Information given →
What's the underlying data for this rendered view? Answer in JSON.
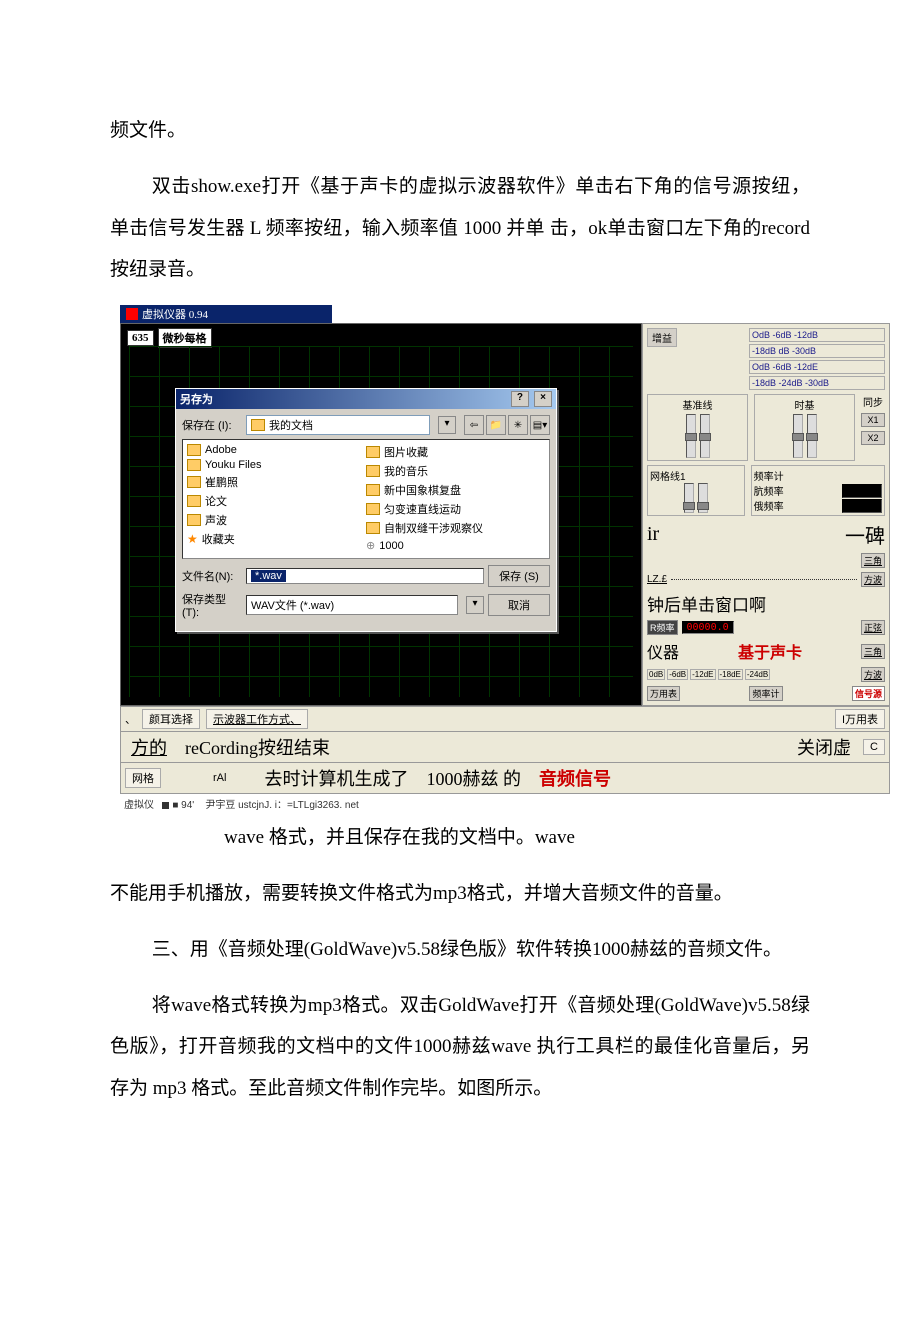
{
  "paragraphs": {
    "p1": "频文件。",
    "p2": "双击show.exe打开《基于声卡的虚拟示波器软件》单击右下角的信号源按纽，单击信号发生器 L 频率按纽，输入频率值 1000 并单 击，ok单击窗口左下角的record按纽录音。",
    "p3a_prefix": "wave 格式，并且保存在我的文档中。wave",
    "p3b": "不能用手机播放，需要转换文件格式为mp3格式，并增大音频文件的音量。",
    "p4": "三、用《音频处理(GoldWave)v5.58绿色版》软件转换1000赫兹的音频文件。",
    "p5": "将wave格式转换为mp3格式。双击GoldWave打开《音频处理(GoldWave)v5.58绿色版》，打开音频我的文档中的文件1000赫兹wave 执行工具栏的最佳化音量后，另存为 mp3 格式。至此音频文件制作完毕。如图所示。"
  },
  "app": {
    "title": "虚拟仪器 0.94",
    "scope_label_num": "635",
    "scope_label_txt": "微秒每格"
  },
  "dialog": {
    "title": "另存为",
    "help_btn": "?",
    "close_btn": "×",
    "save_in_label": "保存在 (I):",
    "save_in_value": "我的文档",
    "left_files": [
      "Adobe",
      "Youku Files",
      "崔鹏照",
      "论文",
      "声波",
      "收藏夹"
    ],
    "right_files": [
      "图片收藏",
      "我的音乐",
      "新中国象棋复盘",
      "匀变速直线运动",
      "自制双缝干涉观察仪",
      "1000"
    ],
    "filename_label": "文件名(N):",
    "filename_value": "*.wav",
    "filetype_label": "保存类型 (T):",
    "filetype_value": "WAV文件 (*.wav)",
    "save_btn": "保存 (S)",
    "cancel_btn": "取消"
  },
  "panel": {
    "gain_title": "增益",
    "db_rows": [
      "OdB -6dB -12dB",
      "-18dB dB -30dB",
      "OdB -6dB -12dE",
      "-18dB -24dB -30dB"
    ],
    "baseline": "基准线",
    "timebase": "时基",
    "sync": "同步",
    "x1": "X1",
    "x2": "X2",
    "gridline1": "网格线1",
    "freqmeter": "频率计",
    "hfreq": "肮频率",
    "efreq": "俄频率",
    "ir": "ir",
    "bei": "一碑",
    "triangle": "三角",
    "square_wave": "方波",
    "lze": "LZ.£",
    "overlay_line": "钟后单击窗口啊",
    "r_btn": "R频率",
    "overlay_line2_a": "仪器",
    "overlay_line2_b": "基于声卡",
    "zhengxian": "正弦",
    "db_nums": [
      "0dB",
      "-6dB",
      "-12dE",
      "-18dE",
      "-24dB"
    ],
    "wan_btn": "万用表",
    "freq_btn": "频率计",
    "sig_btn": "信号源"
  },
  "bottom": {
    "ear_select": "颜耳选择",
    "scope_mode": "示波器工作方式、",
    "wan_table": "I万用表",
    "fang_de": "方的",
    "recording_text": "reCording按纽结束",
    "close_virtual": "关闭虚",
    "c": "C",
    "grid": "网格",
    "rai": "rAl",
    "gen_text_a": "去时计算机生成了",
    "gen_text_b": "1000赫兹 的",
    "gen_text_c": "音频信号",
    "virtual": "虚拟仪",
    "dot94": "■ 94'",
    "author": "尹宇豆 ustcjnJ. i：=LTLgi3263. net"
  }
}
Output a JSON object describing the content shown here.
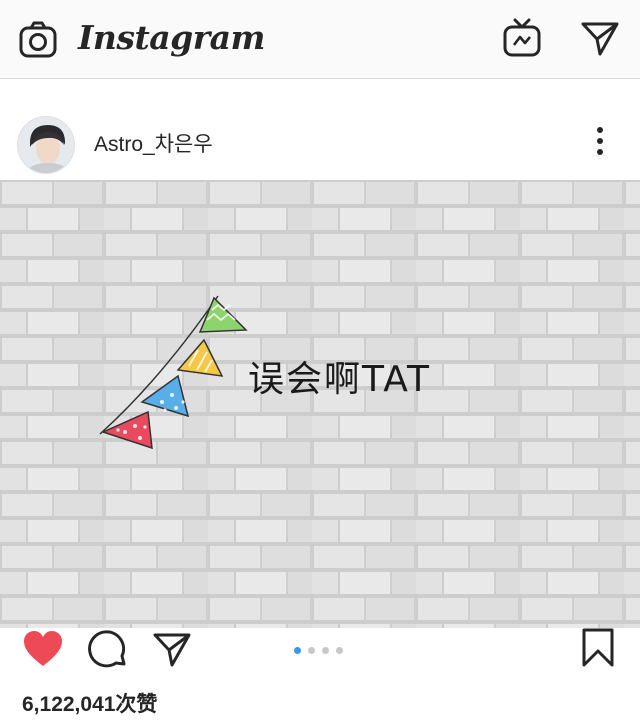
{
  "topbar": {
    "logo_text": "Instagram",
    "icons": [
      "camera-icon",
      "igtv-icon",
      "direct-message-icon"
    ]
  },
  "post": {
    "username": "Astro_차은우",
    "photo_caption": "误会啊TAT",
    "carousel": {
      "count": 4,
      "active_index": 0
    },
    "likes_text": "6,122,041次赞",
    "liked": true,
    "bunting_colors": [
      "#e84a5f",
      "#5aaee8",
      "#f6c84a",
      "#8fd36e"
    ]
  },
  "colors": {
    "like_red": "#ed4956",
    "accent_blue": "#3897f0",
    "wall_base": "#dcdcdc",
    "wall_mortar": "#c4c4c4"
  }
}
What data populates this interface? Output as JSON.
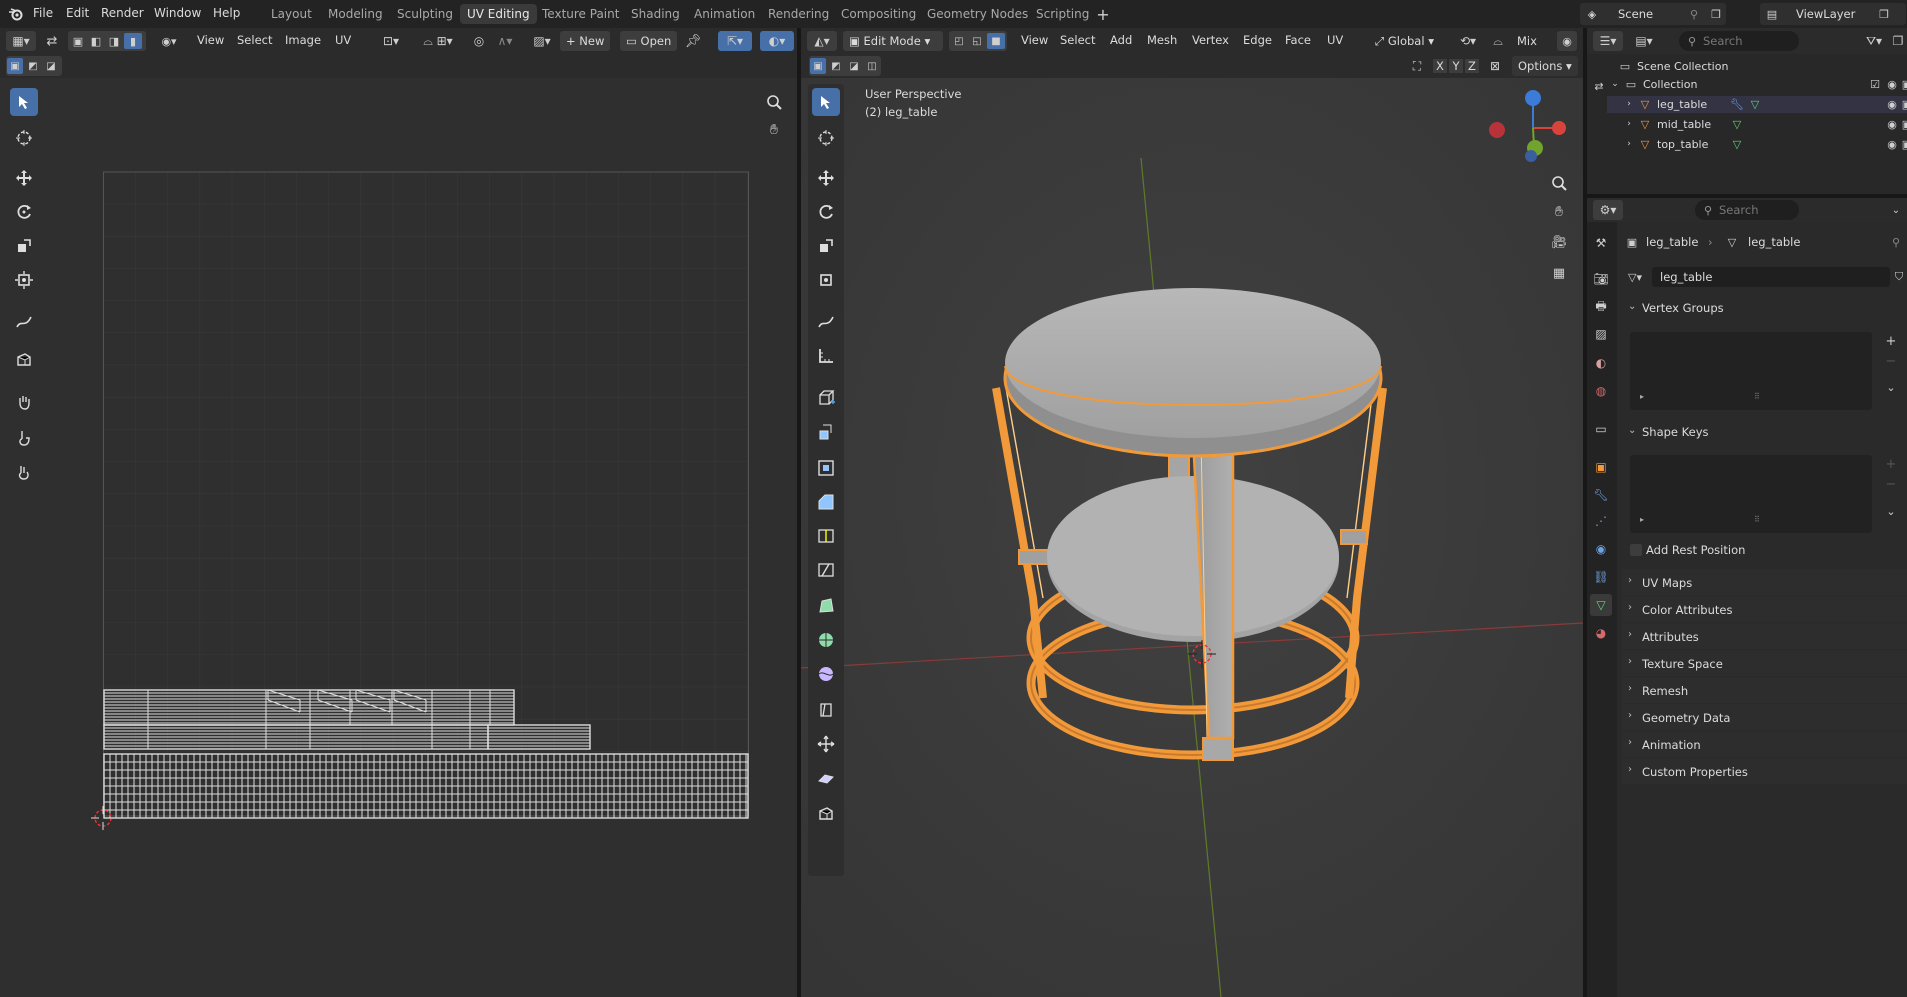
{
  "topbar": {
    "menus": [
      "File",
      "Edit",
      "Render",
      "Window",
      "Help"
    ],
    "workspaces": [
      "Layout",
      "Modeling",
      "Sculpting",
      "UV Editing",
      "Texture Paint",
      "Shading",
      "Animation",
      "Rendering",
      "Compositing",
      "Geometry Nodes",
      "Scripting"
    ],
    "active_workspace": "UV Editing",
    "scene": "Scene",
    "view_layer": "ViewLayer"
  },
  "uv_editor": {
    "menus": [
      "View",
      "Select",
      "Image",
      "UV"
    ],
    "new_label": "New",
    "open_label": "Open"
  },
  "viewport": {
    "mode": "Edit Mode",
    "menus": [
      "View",
      "Select",
      "Add",
      "Mesh",
      "Vertex",
      "Edge",
      "Face",
      "UV"
    ],
    "orientation": "Global",
    "snap_mix": "Mix",
    "axes": [
      "X",
      "Y",
      "Z"
    ],
    "options_label": "Options",
    "perspective_label": "User Perspective",
    "object_label": "(2) leg_table"
  },
  "outliner": {
    "search_placeholder": "Search",
    "scene_collection": "Scene Collection",
    "collection": "Collection",
    "objects": [
      "leg_table",
      "mid_table",
      "top_table"
    ]
  },
  "properties": {
    "search_placeholder": "Search",
    "breadcrumb_object": "leg_table",
    "breadcrumb_mesh": "leg_table",
    "mesh_name": "leg_table",
    "vertex_groups": "Vertex Groups",
    "shape_keys": "Shape Keys",
    "add_rest_position": "Add Rest Position",
    "panels": [
      "UV Maps",
      "Color Attributes",
      "Attributes",
      "Texture Space",
      "Remesh",
      "Geometry Data",
      "Animation",
      "Custom Properties"
    ]
  },
  "colors": {
    "accent": "#476fa8",
    "select_orange": "#f29a3a"
  }
}
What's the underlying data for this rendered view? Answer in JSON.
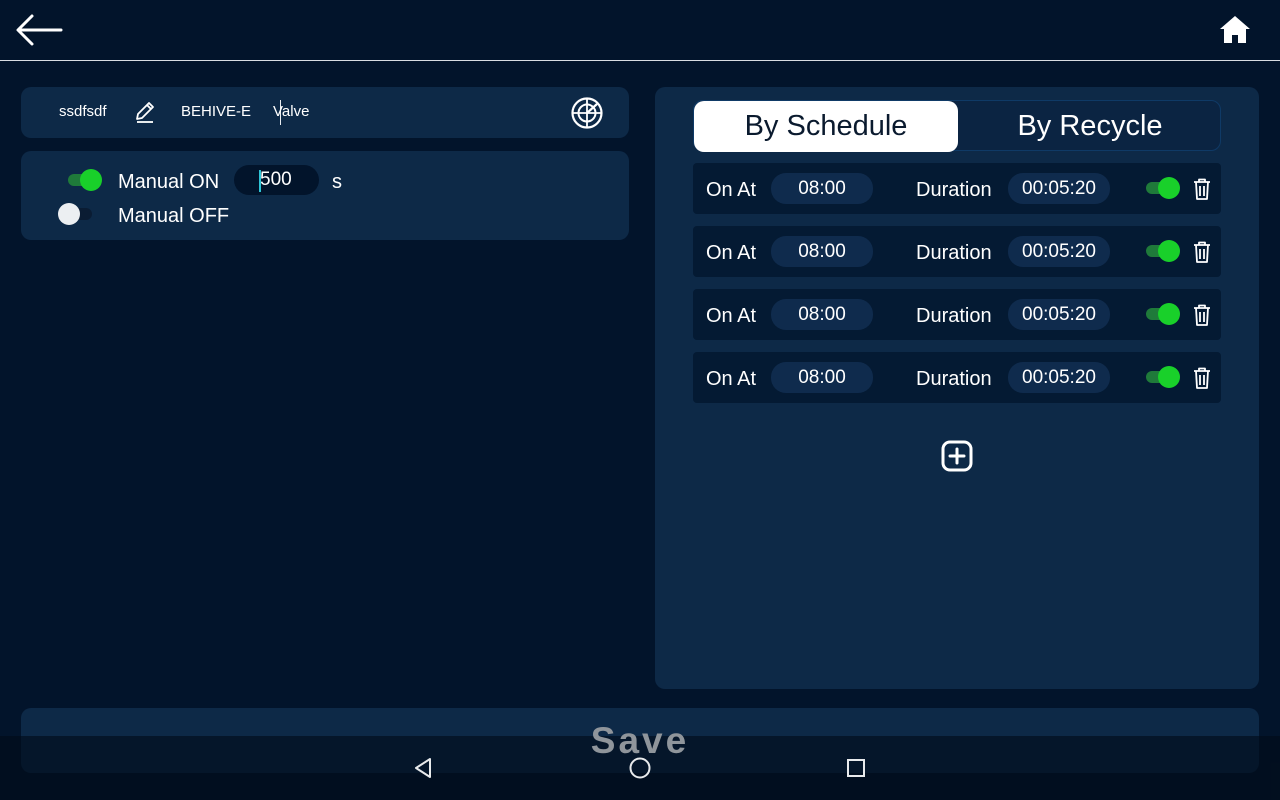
{
  "header": {
    "back_icon": "arrow-left-icon",
    "home_icon": "home-icon"
  },
  "device": {
    "name": "ssdfsdf",
    "edit_icon": "pencil-icon",
    "model": "BEHIVE-E",
    "type": "Valve",
    "radar_icon": "radar-icon"
  },
  "manual": {
    "on_label": "Manual ON",
    "on_state": true,
    "seconds_value": "500",
    "unit": "s",
    "off_label": "Manual OFF",
    "off_state": false
  },
  "mode_tabs": {
    "schedule": "By Schedule",
    "recycle": "By Recycle",
    "active": "schedule"
  },
  "schedules": [
    {
      "on_label": "On At",
      "time": "08:00",
      "duration_label": "Duration",
      "duration": "00:05:20",
      "enabled": true
    },
    {
      "on_label": "On At",
      "time": "08:00",
      "duration_label": "Duration",
      "duration": "00:05:20",
      "enabled": true
    },
    {
      "on_label": "On At",
      "time": "08:00",
      "duration_label": "Duration",
      "duration": "00:05:20",
      "enabled": true
    },
    {
      "on_label": "On At",
      "time": "08:00",
      "duration_label": "Duration",
      "duration": "00:05:20",
      "enabled": true
    }
  ],
  "add_icon": "plus-square-icon",
  "save_label": "Save",
  "android_nav": {
    "back": "triangle-back-icon",
    "home": "circle-home-icon",
    "recents": "square-recents-icon"
  },
  "colors": {
    "background": "#02142b",
    "panel": "#0d2947",
    "toggle_on": "#19d02a",
    "text": "#ffffff"
  }
}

Set exercise →
Your copy should hold every record word for word and none of the pictures.

Written response →
What's the underlying data for this rendered view? Answer in JSON.
{
  "paragraphs": {
    "p1": "频文件。",
    "p2": "双击show.exe打开《基于声卡的虚拟示波器软件》单击右下角的信号源按纽，单击信号发生器 L 频率按纽，输入频率值 1000 并单 击，ok单击窗口左下角的record按纽录音。",
    "p3a_prefix": "wave 格式，并且保存在我的文档中。wave",
    "p3b": "不能用手机播放，需要转换文件格式为mp3格式，并增大音频文件的音量。",
    "p4": "三、用《音频处理(GoldWave)v5.58绿色版》软件转换1000赫兹的音频文件。",
    "p5": "将wave格式转换为mp3格式。双击GoldWave打开《音频处理(GoldWave)v5.58绿色版》，打开音频我的文档中的文件1000赫兹wave 执行工具栏的最佳化音量后，另存为 mp3 格式。至此音频文件制作完毕。如图所示。"
  },
  "app": {
    "title": "虚拟仪器 0.94",
    "scope_label_num": "635",
    "scope_label_txt": "微秒每格"
  },
  "dialog": {
    "title": "另存为",
    "help_btn": "?",
    "close_btn": "×",
    "save_in_label": "保存在 (I):",
    "save_in_value": "我的文档",
    "left_files": [
      "Adobe",
      "Youku Files",
      "崔鹏照",
      "论文",
      "声波",
      "收藏夹"
    ],
    "right_files": [
      "图片收藏",
      "我的音乐",
      "新中国象棋复盘",
      "匀变速直线运动",
      "自制双缝干涉观察仪",
      "1000"
    ],
    "filename_label": "文件名(N):",
    "filename_value": "*.wav",
    "filetype_label": "保存类型 (T):",
    "filetype_value": "WAV文件 (*.wav)",
    "save_btn": "保存 (S)",
    "cancel_btn": "取消"
  },
  "panel": {
    "gain_title": "增益",
    "db_rows": [
      "OdB -6dB -12dB",
      "-18dB dB -30dB",
      "OdB -6dB -12dE",
      "-18dB -24dB -30dB"
    ],
    "baseline": "基准线",
    "timebase": "时基",
    "sync": "同步",
    "x1": "X1",
    "x2": "X2",
    "gridline1": "网格线1",
    "freqmeter": "频率计",
    "hfreq": "肮频率",
    "efreq": "俄频率",
    "ir": "ir",
    "bei": "一碑",
    "triangle": "三角",
    "square_wave": "方波",
    "lze": "LZ.£",
    "overlay_line": "钟后单击窗口啊",
    "r_btn": "R频率",
    "overlay_line2_a": "仪器",
    "overlay_line2_b": "基于声卡",
    "zhengxian": "正弦",
    "db_nums": [
      "0dB",
      "-6dB",
      "-12dE",
      "-18dE",
      "-24dB"
    ],
    "wan_btn": "万用表",
    "freq_btn": "频率计",
    "sig_btn": "信号源"
  },
  "bottom": {
    "ear_select": "颜耳选择",
    "scope_mode": "示波器工作方式、",
    "wan_table": "I万用表",
    "fang_de": "方的",
    "recording_text": "reCording按纽结束",
    "close_virtual": "关闭虚",
    "c": "C",
    "grid": "网格",
    "rai": "rAl",
    "gen_text_a": "去时计算机生成了",
    "gen_text_b": "1000赫兹 的",
    "gen_text_c": "音频信号",
    "virtual": "虚拟仪",
    "dot94": "■ 94'",
    "author": "尹宇豆 ustcjnJ. i：=LTLgi3263. net"
  }
}
Output a JSON object describing the content shown here.
{
  "topbar": {
    "logo_text": "Instagram",
    "icons": [
      "camera-icon",
      "igtv-icon",
      "direct-message-icon"
    ]
  },
  "post": {
    "username": "Astro_차은우",
    "photo_caption": "误会啊TAT",
    "carousel": {
      "count": 4,
      "active_index": 0
    },
    "likes_text": "6,122,041次赞",
    "liked": true,
    "bunting_colors": [
      "#e84a5f",
      "#5aaee8",
      "#f6c84a",
      "#8fd36e"
    ]
  },
  "colors": {
    "like_red": "#ed4956",
    "accent_blue": "#3897f0",
    "wall_base": "#dcdcdc",
    "wall_mortar": "#c4c4c4"
  }
}
What data populates this interface? Output as JSON.
{
  "topbar": {
    "menus": [
      "File",
      "Edit",
      "Render",
      "Window",
      "Help"
    ],
    "workspaces": [
      "Layout",
      "Modeling",
      "Sculpting",
      "UV Editing",
      "Texture Paint",
      "Shading",
      "Animation",
      "Rendering",
      "Compositing",
      "Geometry Nodes",
      "Scripting"
    ],
    "active_workspace": "UV Editing",
    "scene": "Scene",
    "view_layer": "ViewLayer"
  },
  "uv_editor": {
    "menus": [
      "View",
      "Select",
      "Image",
      "UV"
    ],
    "new_label": "New",
    "open_label": "Open"
  },
  "viewport": {
    "mode": "Edit Mode",
    "menus": [
      "View",
      "Select",
      "Add",
      "Mesh",
      "Vertex",
      "Edge",
      "Face",
      "UV"
    ],
    "orientation": "Global",
    "snap_mix": "Mix",
    "axes": [
      "X",
      "Y",
      "Z"
    ],
    "options_label": "Options",
    "perspective_label": "User Perspective",
    "object_label": "(2) leg_table"
  },
  "outliner": {
    "search_placeholder": "Search",
    "scene_collection": "Scene Collection",
    "collection": "Collection",
    "objects": [
      "leg_table",
      "mid_table",
      "top_table"
    ]
  },
  "properties": {
    "search_placeholder": "Search",
    "breadcrumb_object": "leg_table",
    "breadcrumb_mesh": "leg_table",
    "mesh_name": "leg_table",
    "vertex_groups": "Vertex Groups",
    "shape_keys": "Shape Keys",
    "add_rest_position": "Add Rest Position",
    "panels": [
      "UV Maps",
      "Color Attributes",
      "Attributes",
      "Texture Space",
      "Remesh",
      "Geometry Data",
      "Animation",
      "Custom Properties"
    ]
  },
  "colors": {
    "accent": "#476fa8",
    "select_orange": "#f29a3a"
  }
}
What's the underlying data for this rendered view? Answer in JSON.
{
  "header": {
    "back_icon": "arrow-left-icon",
    "home_icon": "home-icon"
  },
  "device": {
    "name": "ssdfsdf",
    "edit_icon": "pencil-icon",
    "model": "BEHIVE-E",
    "type": "Valve",
    "radar_icon": "radar-icon"
  },
  "manual": {
    "on_label": "Manual ON",
    "on_state": true,
    "seconds_value": "500",
    "unit": "s",
    "off_label": "Manual OFF",
    "off_state": false
  },
  "mode_tabs": {
    "schedule": "By Schedule",
    "recycle": "By Recycle",
    "active": "schedule"
  },
  "schedules": [
    {
      "on_label": "On At",
      "time": "08:00",
      "duration_label": "Duration",
      "duration": "00:05:20",
      "enabled": true
    },
    {
      "on_label": "On At",
      "time": "08:00",
      "duration_label": "Duration",
      "duration": "00:05:20",
      "enabled": true
    },
    {
      "on_label": "On At",
      "time": "08:00",
      "duration_label": "Duration",
      "duration": "00:05:20",
      "enabled": true
    },
    {
      "on_label": "On At",
      "time": "08:00",
      "duration_label": "Duration",
      "duration": "00:05:20",
      "enabled": true
    }
  ],
  "add_icon": "plus-square-icon",
  "save_label": "Save",
  "android_nav": {
    "back": "triangle-back-icon",
    "home": "circle-home-icon",
    "recents": "square-recents-icon"
  },
  "colors": {
    "background": "#02142b",
    "panel": "#0d2947",
    "toggle_on": "#19d02a",
    "text": "#ffffff"
  }
}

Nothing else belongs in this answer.